> **SUPPLIED DATA**
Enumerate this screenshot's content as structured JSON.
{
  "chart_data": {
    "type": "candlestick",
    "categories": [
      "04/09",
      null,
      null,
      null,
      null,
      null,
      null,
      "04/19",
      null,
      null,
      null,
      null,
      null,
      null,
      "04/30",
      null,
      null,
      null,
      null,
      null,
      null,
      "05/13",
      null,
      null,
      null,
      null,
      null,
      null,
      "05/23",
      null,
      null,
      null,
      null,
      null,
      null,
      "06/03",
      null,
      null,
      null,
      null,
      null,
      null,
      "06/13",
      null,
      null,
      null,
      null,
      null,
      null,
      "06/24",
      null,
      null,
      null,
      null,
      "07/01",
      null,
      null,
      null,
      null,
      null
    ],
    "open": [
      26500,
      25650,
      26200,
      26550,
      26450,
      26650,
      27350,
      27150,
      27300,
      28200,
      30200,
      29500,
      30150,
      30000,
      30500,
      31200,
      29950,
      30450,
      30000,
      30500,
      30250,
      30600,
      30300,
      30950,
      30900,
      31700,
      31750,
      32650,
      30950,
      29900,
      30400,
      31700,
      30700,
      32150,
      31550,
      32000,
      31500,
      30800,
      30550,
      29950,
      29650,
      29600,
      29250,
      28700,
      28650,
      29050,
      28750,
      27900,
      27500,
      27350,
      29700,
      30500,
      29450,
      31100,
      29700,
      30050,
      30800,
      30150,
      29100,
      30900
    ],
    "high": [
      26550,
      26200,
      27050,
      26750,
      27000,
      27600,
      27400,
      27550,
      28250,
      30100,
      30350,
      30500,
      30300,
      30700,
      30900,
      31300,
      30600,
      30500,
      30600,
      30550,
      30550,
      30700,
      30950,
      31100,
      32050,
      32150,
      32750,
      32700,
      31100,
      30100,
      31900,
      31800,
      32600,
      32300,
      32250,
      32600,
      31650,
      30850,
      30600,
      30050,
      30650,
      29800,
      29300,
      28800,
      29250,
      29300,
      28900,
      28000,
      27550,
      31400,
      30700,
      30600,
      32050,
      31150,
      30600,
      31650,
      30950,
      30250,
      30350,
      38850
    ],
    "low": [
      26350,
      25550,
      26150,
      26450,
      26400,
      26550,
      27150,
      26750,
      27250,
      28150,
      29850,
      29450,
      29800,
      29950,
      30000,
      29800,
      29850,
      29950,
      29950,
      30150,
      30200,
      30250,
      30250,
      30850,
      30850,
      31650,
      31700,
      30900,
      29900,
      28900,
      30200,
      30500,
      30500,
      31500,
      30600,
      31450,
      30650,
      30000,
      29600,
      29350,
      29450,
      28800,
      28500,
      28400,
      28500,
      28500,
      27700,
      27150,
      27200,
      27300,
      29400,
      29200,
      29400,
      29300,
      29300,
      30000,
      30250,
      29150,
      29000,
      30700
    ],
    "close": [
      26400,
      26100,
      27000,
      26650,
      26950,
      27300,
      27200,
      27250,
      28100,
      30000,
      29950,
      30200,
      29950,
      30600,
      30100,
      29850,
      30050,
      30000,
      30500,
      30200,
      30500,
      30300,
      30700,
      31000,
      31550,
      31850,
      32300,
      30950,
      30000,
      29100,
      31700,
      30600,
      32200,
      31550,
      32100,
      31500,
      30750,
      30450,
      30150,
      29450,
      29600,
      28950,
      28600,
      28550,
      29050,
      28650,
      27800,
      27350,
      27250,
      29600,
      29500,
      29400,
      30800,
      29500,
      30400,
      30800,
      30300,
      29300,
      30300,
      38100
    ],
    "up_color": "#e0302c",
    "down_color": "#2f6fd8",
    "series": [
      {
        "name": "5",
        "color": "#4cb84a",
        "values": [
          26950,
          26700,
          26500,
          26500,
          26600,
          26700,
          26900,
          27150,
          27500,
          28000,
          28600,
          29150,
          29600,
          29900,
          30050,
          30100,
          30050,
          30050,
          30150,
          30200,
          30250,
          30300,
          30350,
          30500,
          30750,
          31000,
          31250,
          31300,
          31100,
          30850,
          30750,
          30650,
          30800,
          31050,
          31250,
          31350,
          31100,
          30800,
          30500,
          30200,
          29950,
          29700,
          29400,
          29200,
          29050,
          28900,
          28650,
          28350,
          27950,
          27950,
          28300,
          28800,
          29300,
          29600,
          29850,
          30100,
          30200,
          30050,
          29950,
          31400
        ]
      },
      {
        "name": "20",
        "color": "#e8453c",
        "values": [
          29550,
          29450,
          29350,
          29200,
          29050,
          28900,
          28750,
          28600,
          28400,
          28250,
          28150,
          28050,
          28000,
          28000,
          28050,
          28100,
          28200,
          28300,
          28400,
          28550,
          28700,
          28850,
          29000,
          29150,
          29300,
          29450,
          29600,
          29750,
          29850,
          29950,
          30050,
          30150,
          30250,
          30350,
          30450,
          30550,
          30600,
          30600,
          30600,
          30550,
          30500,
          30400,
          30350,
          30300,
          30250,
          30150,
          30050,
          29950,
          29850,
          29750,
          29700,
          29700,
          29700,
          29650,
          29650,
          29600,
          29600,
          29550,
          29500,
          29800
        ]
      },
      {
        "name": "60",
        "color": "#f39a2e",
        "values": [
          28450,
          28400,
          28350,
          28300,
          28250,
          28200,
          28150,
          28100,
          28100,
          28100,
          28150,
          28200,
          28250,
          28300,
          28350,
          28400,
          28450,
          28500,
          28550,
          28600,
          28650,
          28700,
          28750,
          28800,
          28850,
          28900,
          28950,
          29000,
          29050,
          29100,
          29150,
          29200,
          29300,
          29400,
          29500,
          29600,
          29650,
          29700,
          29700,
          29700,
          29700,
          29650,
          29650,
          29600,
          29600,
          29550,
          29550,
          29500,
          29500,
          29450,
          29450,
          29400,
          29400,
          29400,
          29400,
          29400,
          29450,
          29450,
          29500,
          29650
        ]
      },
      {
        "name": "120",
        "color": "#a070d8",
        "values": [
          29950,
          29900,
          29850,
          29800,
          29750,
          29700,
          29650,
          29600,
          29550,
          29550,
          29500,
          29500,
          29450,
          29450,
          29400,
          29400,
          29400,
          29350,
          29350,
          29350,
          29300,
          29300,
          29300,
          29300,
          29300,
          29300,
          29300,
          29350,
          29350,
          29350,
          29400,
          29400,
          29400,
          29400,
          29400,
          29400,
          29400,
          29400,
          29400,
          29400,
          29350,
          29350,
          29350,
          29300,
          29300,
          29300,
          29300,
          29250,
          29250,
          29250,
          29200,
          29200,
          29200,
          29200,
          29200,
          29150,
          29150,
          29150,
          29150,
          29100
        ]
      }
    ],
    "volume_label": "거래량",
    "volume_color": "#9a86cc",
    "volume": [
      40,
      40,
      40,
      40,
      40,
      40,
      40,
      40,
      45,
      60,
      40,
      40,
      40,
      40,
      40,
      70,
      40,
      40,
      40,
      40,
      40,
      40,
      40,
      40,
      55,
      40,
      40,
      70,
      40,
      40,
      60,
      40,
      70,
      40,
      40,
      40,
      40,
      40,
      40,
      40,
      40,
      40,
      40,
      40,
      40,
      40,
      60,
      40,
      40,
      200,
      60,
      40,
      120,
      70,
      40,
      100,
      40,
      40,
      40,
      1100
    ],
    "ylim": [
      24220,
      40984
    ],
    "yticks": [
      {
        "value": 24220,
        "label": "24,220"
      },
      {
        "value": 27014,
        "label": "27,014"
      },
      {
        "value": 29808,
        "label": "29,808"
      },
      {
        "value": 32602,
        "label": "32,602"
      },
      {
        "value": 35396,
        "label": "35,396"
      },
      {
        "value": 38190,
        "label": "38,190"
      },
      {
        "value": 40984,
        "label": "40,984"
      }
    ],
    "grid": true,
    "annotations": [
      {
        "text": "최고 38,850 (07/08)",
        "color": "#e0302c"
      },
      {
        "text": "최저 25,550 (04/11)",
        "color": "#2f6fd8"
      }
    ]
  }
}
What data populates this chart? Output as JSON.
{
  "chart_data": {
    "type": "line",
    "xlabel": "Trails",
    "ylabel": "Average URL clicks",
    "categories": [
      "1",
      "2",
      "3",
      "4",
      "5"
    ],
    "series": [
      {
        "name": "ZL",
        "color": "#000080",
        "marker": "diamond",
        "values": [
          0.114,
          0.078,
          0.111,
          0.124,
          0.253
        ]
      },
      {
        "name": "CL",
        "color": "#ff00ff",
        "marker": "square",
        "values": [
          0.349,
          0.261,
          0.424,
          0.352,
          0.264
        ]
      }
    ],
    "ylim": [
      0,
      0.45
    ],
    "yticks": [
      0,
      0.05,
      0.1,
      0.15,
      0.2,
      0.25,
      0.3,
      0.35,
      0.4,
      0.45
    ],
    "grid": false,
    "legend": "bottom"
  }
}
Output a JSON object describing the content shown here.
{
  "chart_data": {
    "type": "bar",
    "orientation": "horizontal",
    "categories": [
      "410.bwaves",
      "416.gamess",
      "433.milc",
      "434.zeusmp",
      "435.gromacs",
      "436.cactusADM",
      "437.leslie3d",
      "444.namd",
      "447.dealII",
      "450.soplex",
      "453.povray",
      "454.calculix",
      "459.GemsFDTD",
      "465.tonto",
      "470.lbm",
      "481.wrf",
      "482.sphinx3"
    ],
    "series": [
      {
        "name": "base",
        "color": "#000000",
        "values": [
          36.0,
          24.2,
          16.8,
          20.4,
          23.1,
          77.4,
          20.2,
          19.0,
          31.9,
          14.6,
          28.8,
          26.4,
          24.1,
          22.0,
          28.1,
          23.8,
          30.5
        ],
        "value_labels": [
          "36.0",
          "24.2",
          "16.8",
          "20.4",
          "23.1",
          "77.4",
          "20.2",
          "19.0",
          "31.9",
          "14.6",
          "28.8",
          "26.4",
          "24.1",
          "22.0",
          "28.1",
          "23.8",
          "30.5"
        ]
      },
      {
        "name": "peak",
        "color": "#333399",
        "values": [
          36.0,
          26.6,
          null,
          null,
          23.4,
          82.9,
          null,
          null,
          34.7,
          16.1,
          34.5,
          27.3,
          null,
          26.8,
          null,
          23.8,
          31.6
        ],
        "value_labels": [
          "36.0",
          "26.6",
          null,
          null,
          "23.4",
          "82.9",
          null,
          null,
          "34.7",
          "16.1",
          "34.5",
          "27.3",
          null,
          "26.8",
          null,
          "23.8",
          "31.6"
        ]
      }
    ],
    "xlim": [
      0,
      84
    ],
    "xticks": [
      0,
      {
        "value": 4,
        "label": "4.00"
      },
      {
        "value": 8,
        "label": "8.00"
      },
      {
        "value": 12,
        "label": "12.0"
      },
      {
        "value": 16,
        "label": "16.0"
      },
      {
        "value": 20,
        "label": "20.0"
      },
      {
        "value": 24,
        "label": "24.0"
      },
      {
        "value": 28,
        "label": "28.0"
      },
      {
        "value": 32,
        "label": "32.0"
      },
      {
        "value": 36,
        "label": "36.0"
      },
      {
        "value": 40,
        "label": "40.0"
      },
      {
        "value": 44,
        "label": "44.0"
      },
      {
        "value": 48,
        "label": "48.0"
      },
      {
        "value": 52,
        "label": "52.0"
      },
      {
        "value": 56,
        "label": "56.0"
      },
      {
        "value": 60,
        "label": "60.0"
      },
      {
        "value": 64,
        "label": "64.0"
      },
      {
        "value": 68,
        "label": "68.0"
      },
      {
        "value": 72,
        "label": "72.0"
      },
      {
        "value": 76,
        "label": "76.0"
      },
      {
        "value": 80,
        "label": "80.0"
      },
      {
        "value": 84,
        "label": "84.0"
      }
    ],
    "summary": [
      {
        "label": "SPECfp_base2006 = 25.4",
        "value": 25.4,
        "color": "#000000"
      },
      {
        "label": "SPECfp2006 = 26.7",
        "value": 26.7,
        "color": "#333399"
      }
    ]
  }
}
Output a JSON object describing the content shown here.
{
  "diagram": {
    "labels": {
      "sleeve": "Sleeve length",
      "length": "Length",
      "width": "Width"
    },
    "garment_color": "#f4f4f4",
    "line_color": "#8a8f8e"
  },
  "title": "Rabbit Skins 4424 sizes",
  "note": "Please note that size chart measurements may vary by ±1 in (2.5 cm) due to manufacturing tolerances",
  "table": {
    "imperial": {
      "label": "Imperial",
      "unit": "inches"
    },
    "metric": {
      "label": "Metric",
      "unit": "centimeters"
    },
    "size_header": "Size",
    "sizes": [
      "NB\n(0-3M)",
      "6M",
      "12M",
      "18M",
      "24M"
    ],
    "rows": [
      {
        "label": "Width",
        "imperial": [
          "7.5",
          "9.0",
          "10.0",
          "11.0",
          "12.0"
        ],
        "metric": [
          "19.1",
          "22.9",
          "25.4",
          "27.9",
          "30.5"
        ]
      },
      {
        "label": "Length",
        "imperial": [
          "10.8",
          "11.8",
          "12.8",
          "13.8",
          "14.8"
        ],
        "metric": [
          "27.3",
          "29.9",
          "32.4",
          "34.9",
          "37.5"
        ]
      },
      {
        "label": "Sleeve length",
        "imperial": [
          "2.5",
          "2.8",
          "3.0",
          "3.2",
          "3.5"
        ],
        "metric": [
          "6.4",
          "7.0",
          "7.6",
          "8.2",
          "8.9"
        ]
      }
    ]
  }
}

> **AIM OF THE TASK**
List all lines above in which the string "Sleeve" appears.

> **SOLVED EXERCISE**
      "sleeve": "Sleeve length",
        "label": "Sleeve length",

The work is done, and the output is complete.